■ TASK OBJECTIVE ■
Write out the listing below without alteration, omitting its pictures.

____________________

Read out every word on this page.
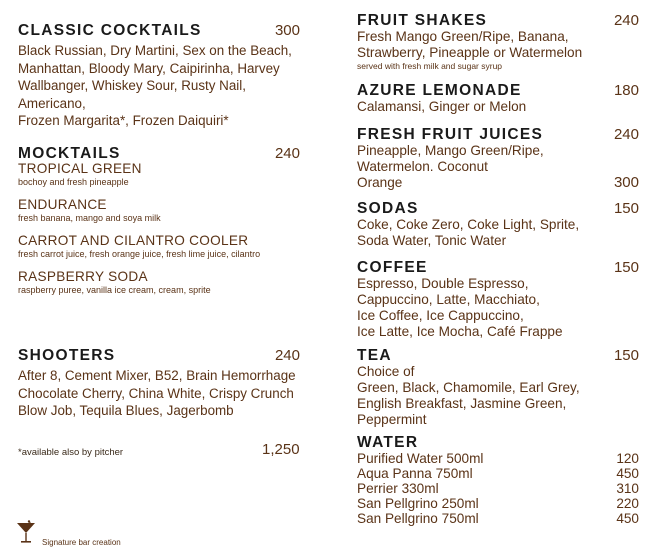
CLASSIC COCKTAILS	300
Black Russian, Dry Martini, Sex on the Beach,
Manhattan, Bloody Mary, Caipirinha, Harvey
Wallbanger, Whiskey Sour, Rusty Nail, Americano,
Frozen Margarita*, Frozen Daiquiri*
MOCKTAILS	240
TROPICAL GREEN
bochoy and fresh pineapple
ENDURANCE
fresh banana, mango and soya milk
CARROT AND CILANTRO COOLER
fresh carrot juice, fresh orange juice, fresh lime juice, cilantro
RASPBERRY SODA
raspberry puree, vanilla ice cream, cream, sprite
SHOOTERS	240
After 8, Cement Mixer, B52, Brain Hemorrhage
Chocolate Cherry, China White, Crispy Crunch
Blow Job, Tequila Blues, Jagerbomb
*available also by pitcher	1,250
Signature bar creation
FRUIT SHAKES	240
Fresh Mango Green/Ripe, Banana,
Strawberry, Pineapple or Watermelon
served with fresh milk and sugar syrup
AZURE LEMONADE	180
Calamansi, Ginger or Melon
FRESH FRUIT JUICES	240
Pineapple, Mango Green/Ripe,
Watermelon. Coconut
Orange	300
SODAS	150
Coke, Coke Zero, Coke Light, Sprite,
Soda Water, Tonic Water
COFFEE	150
Espresso, Double Espresso,
Cappuccino, Latte, Macchiato,
Ice Coffee, Ice Cappuccino,
Ice Latte, Ice Mocha, Café Frappe
TEA	150
Choice of
Green, Black, Chamomile, Earl Grey,
English Breakfast, Jasmine Green,
Peppermint
WATER
Purified Water 500ml	120
Aqua Panna 750ml	450
Perrier 330ml	310
San Pellgrino 250ml	220
San Pellgrino 750ml	450
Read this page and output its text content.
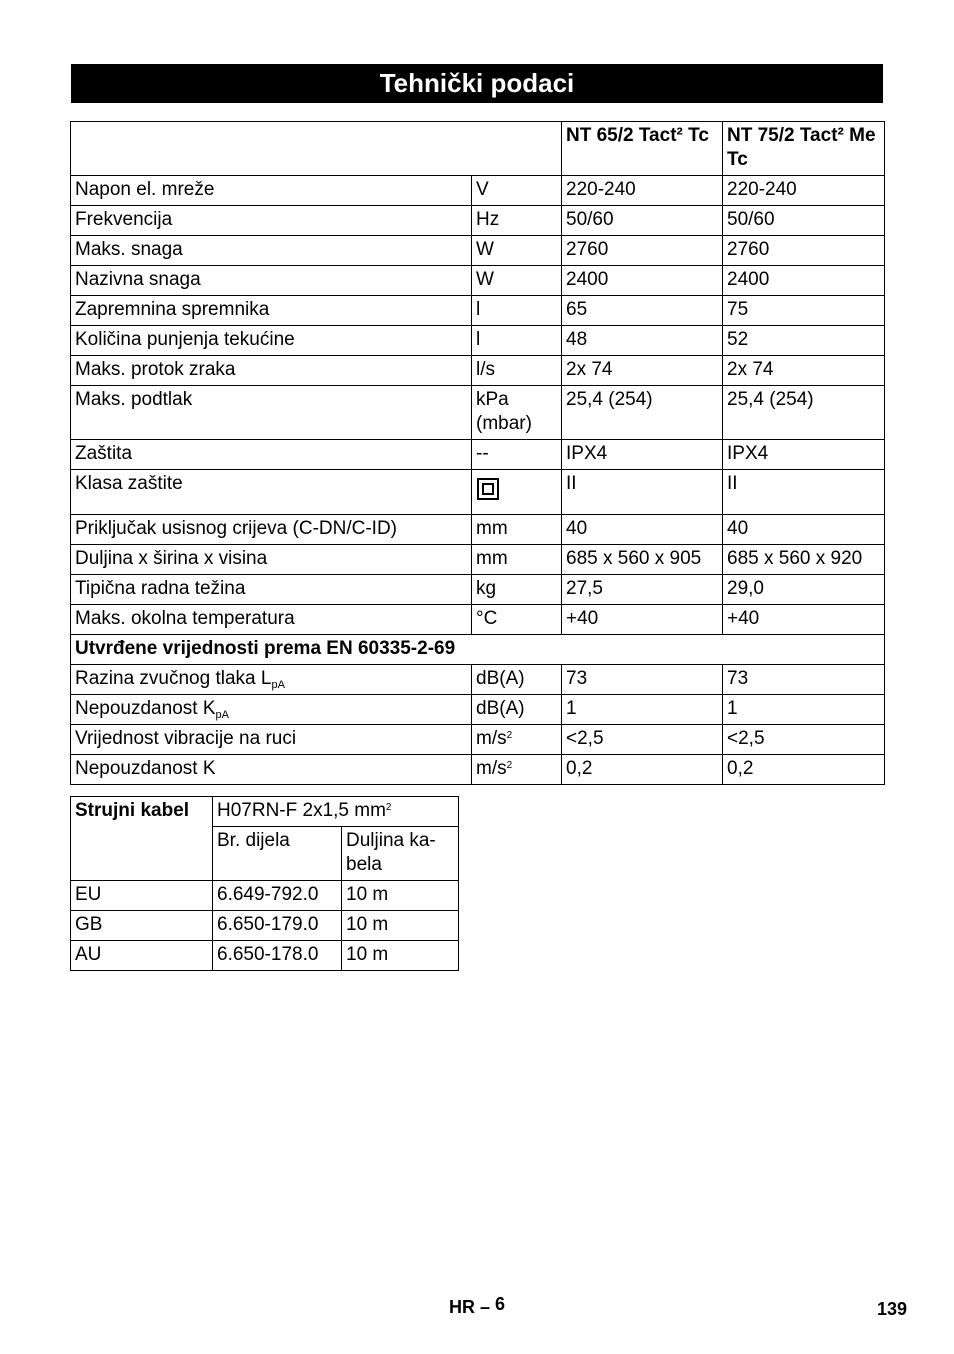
Tehnički podaci
		NT 65/2 Tact² Tc	NT 75/2 Tact² Me Tc
Napon el. mreže	V	220-240	220-240
Frekvencija	Hz	50/60	50/60
Maks. snaga	W	2760	2760
Nazivna snaga	W	2400	2400
Zapremnina spremnika	l	65	75
Količina punjenja tekućine	l	48	52
Maks. protok zraka	l/s	2x 74	2x 74
Maks. podtlak	kPa (mbar)	25,4 (254)	25,4 (254)
Zaštita	--	IPX4	IPX4
Klasa zaštite		II	II
Priključak usisnog crijeva (C-DN/C-ID)	mm	40	40
Duljina x širina x visina	mm	685 x 560 x 905	685 x 560 x 920
Tipična radna težina	kg	27,5	29,0
Maks. okolna temperatura	°C	+40	+40
Utvrđene vrijednosti prema EN 60335-2-69			
Razina zvučnog tlaka $L_{pA}$	dB(A)	73	73
Nepouzdanost $K_{pA}$	dB(A)	1	1
Vrijednost vibracije na ruci	$m/s^2$	<2,5	<2,5
Nepouzdanost K	$m/s^2$	0,2	0,2
Strujni kabel	H07RN-F 2x1,5 $mm^2$
	Br. dijela	Duljina ka-bela
EU	6.649-792.0	10 m
GB	6.650-179.0	10 m
AU	6.650-178.0	10 m
HR – 6	139
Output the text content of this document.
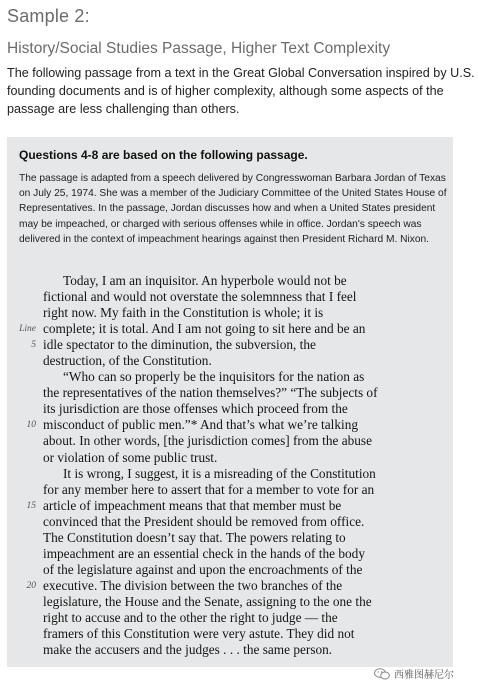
Sample 2:
History/Social Studies Passage, Higher Text Complexity

The following passage from a text in the Great Global Conversation inspired by U.S. founding documents and is of higher complexity, although some aspects of the passage are less challenging than others.

Questions 4-8 are based on the following passage.
The passage is adapted from a speech delivered by Congresswoman Barbara Jordan of Texas on July 25, 1974. She was a member of the Judiciary Committee of the United States House of Representatives. In the passage, Jordan discusses how and when a United States president may be impeached, or charged with serious offenses while in office. Jordan's speech was delivered in the context of impeachment hearings against then President Richard M. Nixon.
Today, I am an inquisitor. An hyperbole would not be
fictional and would not overstate the solemnness that I feel
right now. My faith in the Constitution is whole; it is
Line complete; it is total. And I am not going to sit here and be an
5 idle spectator to the diminution, the subversion, the
destruction, of the Constitution.
“Who can so properly be the inquisitors for the nation as
the representatives of the nation themselves?” “The subjects of
its jurisdiction are those offenses which proceed from the
10 misconduct of public men.”* And that’s what we’re talking
about. In other words, [the jurisdiction comes] from the abuse
or violation of some public trust.
It is wrong, I suggest, it is a misreading of the Constitution
for any member here to assert that for a member to vote for an
15 article of impeachment means that that member must be
convinced that the President should be removed from office.
The Constitution doesn’t say that. The powers relating to
impeachment are an essential check in the hands of the body
of the legislature against and upon the encroachments of the
20 executive. The division between the two branches of the
legislature, the House and the Senate, assigning to the one the
right to accuse and to the other the right to judge — the
framers of this Constitution were very astute. They did not
make the accusers and the judges . . . the same person.
西雅图赫尼尔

____________________

■ IN RESPONSE ■
Read out every word on this page.
CLASSIC COCKTAILS	300
Black Russian, Dry Martini, Sex on the Beach,
Manhattan, Bloody Mary, Caipirinha, Harvey
Wallbanger, Whiskey Sour, Rusty Nail, Americano,
Frozen Margarita*, Frozen Daiquiri*
MOCKTAILS	240
TROPICAL GREEN
bochoy and fresh pineapple
ENDURANCE
fresh banana, mango and soya milk
CARROT AND CILANTRO COOLER
fresh carrot juice, fresh orange juice, fresh lime juice, cilantro
RASPBERRY SODA
raspberry puree, vanilla ice cream, cream, sprite
SHOOTERS	240
After 8, Cement Mixer, B52, Brain Hemorrhage
Chocolate Cherry, China White, Crispy Crunch
Blow Job, Tequila Blues, Jagerbomb
*available also by pitcher	1,250
Signature bar creation
FRUIT SHAKES	240
Fresh Mango Green/Ripe, Banana,
Strawberry, Pineapple or Watermelon
served with fresh milk and sugar syrup
AZURE LEMONADE	180
Calamansi, Ginger or Melon
FRESH FRUIT JUICES	240
Pineapple, Mango Green/Ripe,
Watermelon. Coconut
Orange	300
SODAS	150
Coke, Coke Zero, Coke Light, Sprite,
Soda Water, Tonic Water
COFFEE	150
Espresso, Double Espresso,
Cappuccino, Latte, Macchiato,
Ice Coffee, Ice Cappuccino,
Ice Latte, Ice Mocha, Café Frappe
TEA	150
Choice of
Green, Black, Chamomile, Earl Grey,
English Breakfast, Jasmine Green,
Peppermint
WATER
Purified Water 500ml	120
Aqua Panna 750ml	450
Perrier 330ml	310
San Pellgrino 250ml	220
San Pellgrino 750ml	450
Read this page and output its text content.
Tehnički podaci
		NT 65/2 Tact² Tc	NT 75/2 Tact² Me Tc
Napon el. mreže	V	220-240	220-240
Frekvencija	Hz	50/60	50/60
Maks. snaga	W	2760	2760
Nazivna snaga	W	2400	2400
Zapremnina spremnika	l	65	75
Količina punjenja tekućine	l	48	52
Maks. protok zraka	l/s	2x 74	2x 74
Maks. podtlak	kPa (mbar)	25,4 (254)	25,4 (254)
Zaštita	--	IPX4	IPX4
Klasa zaštite		II	II
Priključak usisnog crijeva (C-DN/C-ID)	mm	40	40
Duljina x širina x visina	mm	685 x 560 x 905	685 x 560 x 920
Tipična radna težina	kg	27,5	29,0
Maks. okolna temperatura	°C	+40	+40
Utvrđene vrijednosti prema EN 60335-2-69			
Razina zvučnog tlaka $L_{pA}$	dB(A)	73	73
Nepouzdanost $K_{pA}$	dB(A)	1	1
Vrijednost vibracije na ruci	$m/s^2$	<2,5	<2,5
Nepouzdanost K	$m/s^2$	0,2	0,2
Strujni kabel	H07RN-F 2x1,5 $mm^2$
	Br. dijela	Duljina ka-bela
EU	6.649-792.0	10 m
GB	6.650-179.0	10 m
AU	6.650-178.0	10 m
HR – 6	139
Output the text content of this document.
Sample 2:
History/Social Studies Passage, Higher Text Complexity

The following passage from a text in the Great Global Conversation inspired by U.S. founding documents and is of higher complexity, although some aspects of the passage are less challenging than others.

Questions 4-8 are based on the following passage.
The passage is adapted from a speech delivered by Congresswoman Barbara Jordan of Texas on July 25, 1974. She was a member of the Judiciary Committee of the United States House of Representatives. In the passage, Jordan discusses how and when a United States president may be impeached, or charged with serious offenses while in office. Jordan's speech was delivered in the context of impeachment hearings against then President Richard M. Nixon.
Today, I am an inquisitor. An hyperbole would not be
fictional and would not overstate the solemnness that I feel
right now. My faith in the Constitution is whole; it is
Line complete; it is total. And I am not going to sit here and be an
5 idle spectator to the diminution, the subversion, the
destruction, of the Constitution.
“Who can so properly be the inquisitors for the nation as
the representatives of the nation themselves?” “The subjects of
its jurisdiction are those offenses which proceed from the
10 misconduct of public men.”* And that’s what we’re talking
about. In other words, [the jurisdiction comes] from the abuse
or violation of some public trust.
It is wrong, I suggest, it is a misreading of the Constitution
for any member here to assert that for a member to vote for an
15 article of impeachment means that that member must be
convinced that the President should be removed from office.
The Constitution doesn’t say that. The powers relating to
impeachment are an essential check in the hands of the body
of the legislature against and upon the encroachments of the
20 executive. The division between the two branches of the
legislature, the House and the Senate, assigning to the one the
right to accuse and to the other the right to judge — the
framers of this Constitution were very astute. They did not
make the accusers and the judges . . . the same person.
西雅图赫尼尔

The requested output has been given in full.